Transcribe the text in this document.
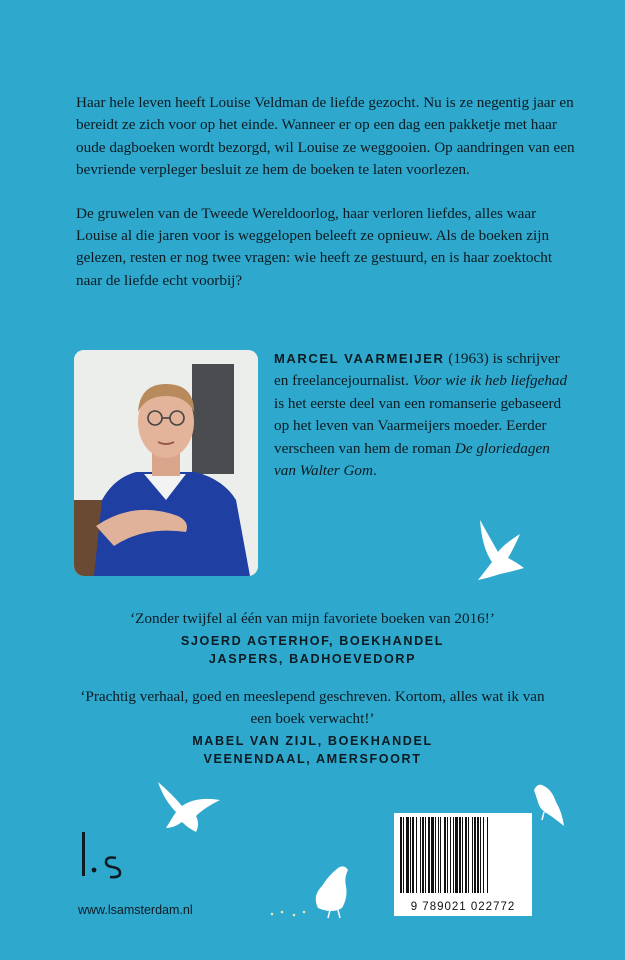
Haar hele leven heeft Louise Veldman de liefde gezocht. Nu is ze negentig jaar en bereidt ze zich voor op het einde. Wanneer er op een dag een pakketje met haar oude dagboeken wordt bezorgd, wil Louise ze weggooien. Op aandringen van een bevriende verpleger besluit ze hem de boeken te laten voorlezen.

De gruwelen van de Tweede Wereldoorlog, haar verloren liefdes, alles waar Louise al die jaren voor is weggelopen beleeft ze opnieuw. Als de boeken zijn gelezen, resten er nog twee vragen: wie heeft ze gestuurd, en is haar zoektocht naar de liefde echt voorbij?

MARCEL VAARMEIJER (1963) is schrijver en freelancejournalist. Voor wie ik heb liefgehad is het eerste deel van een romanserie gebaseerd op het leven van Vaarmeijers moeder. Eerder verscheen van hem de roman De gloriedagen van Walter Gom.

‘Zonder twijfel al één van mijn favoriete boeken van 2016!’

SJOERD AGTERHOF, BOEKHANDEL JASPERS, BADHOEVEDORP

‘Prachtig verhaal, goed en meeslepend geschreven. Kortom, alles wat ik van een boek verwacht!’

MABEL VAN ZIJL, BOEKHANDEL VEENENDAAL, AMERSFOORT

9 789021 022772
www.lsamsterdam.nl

■ ■ ■ ■

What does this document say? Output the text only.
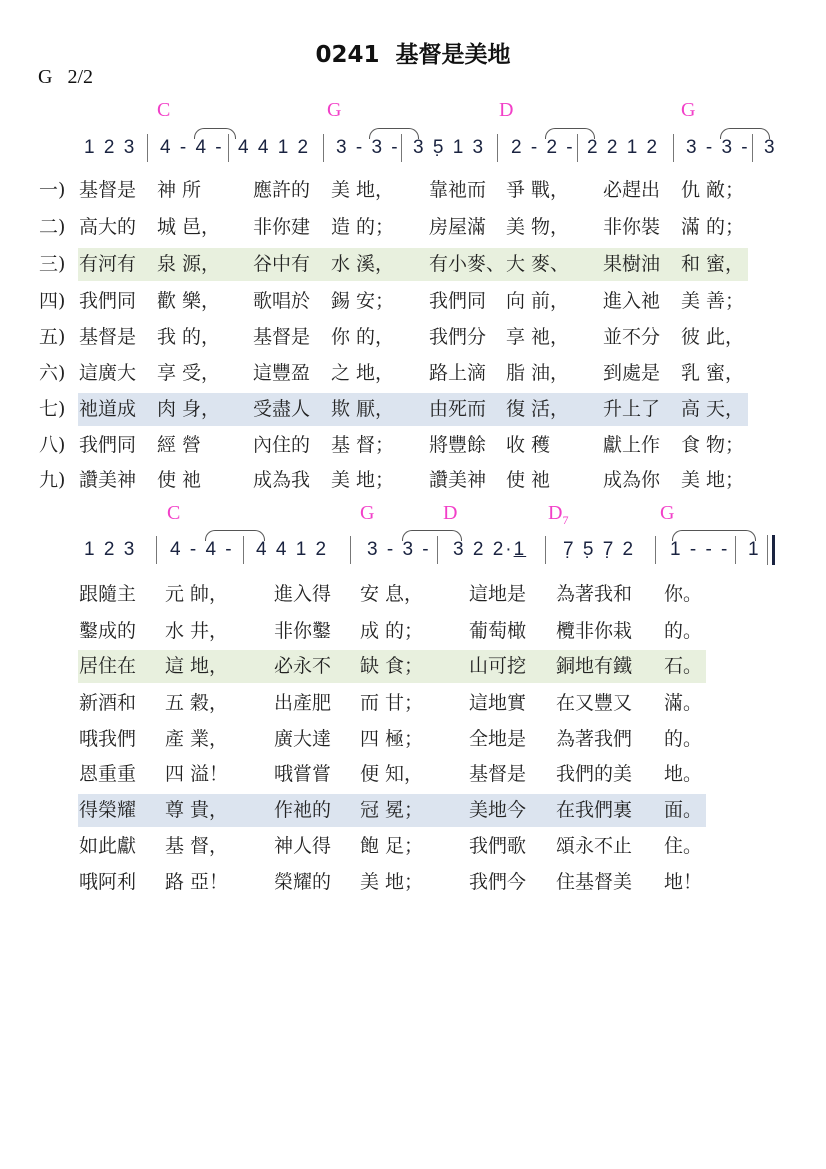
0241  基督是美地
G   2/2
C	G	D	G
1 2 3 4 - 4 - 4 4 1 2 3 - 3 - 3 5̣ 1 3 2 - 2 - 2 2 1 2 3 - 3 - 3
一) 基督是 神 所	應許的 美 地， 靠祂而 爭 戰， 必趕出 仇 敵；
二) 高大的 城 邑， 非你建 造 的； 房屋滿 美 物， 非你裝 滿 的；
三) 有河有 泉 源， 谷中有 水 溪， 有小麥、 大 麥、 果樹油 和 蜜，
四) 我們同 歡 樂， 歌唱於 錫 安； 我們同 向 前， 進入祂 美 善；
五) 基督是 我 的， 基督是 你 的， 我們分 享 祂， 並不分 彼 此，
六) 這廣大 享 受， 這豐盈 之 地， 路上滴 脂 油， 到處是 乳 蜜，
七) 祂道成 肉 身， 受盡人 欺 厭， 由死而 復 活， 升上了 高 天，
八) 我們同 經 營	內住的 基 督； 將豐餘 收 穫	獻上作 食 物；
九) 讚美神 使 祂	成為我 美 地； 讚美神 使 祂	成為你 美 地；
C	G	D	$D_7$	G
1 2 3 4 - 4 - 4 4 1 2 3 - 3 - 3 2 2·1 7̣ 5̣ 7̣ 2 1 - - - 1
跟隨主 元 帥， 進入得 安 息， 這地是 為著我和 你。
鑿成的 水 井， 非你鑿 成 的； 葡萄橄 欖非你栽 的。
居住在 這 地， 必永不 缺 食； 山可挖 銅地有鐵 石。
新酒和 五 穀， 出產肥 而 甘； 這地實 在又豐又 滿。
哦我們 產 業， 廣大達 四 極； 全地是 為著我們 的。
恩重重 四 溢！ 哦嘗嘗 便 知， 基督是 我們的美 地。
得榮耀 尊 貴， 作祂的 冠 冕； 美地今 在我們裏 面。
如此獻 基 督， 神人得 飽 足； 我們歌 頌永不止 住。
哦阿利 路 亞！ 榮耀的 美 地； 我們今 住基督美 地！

■ ■ ■ ■

What to do: Find the lines with the string "text" and reproduce them.

Correct answer:
Transcribe the text in this document.
What does this document say? Output the text only.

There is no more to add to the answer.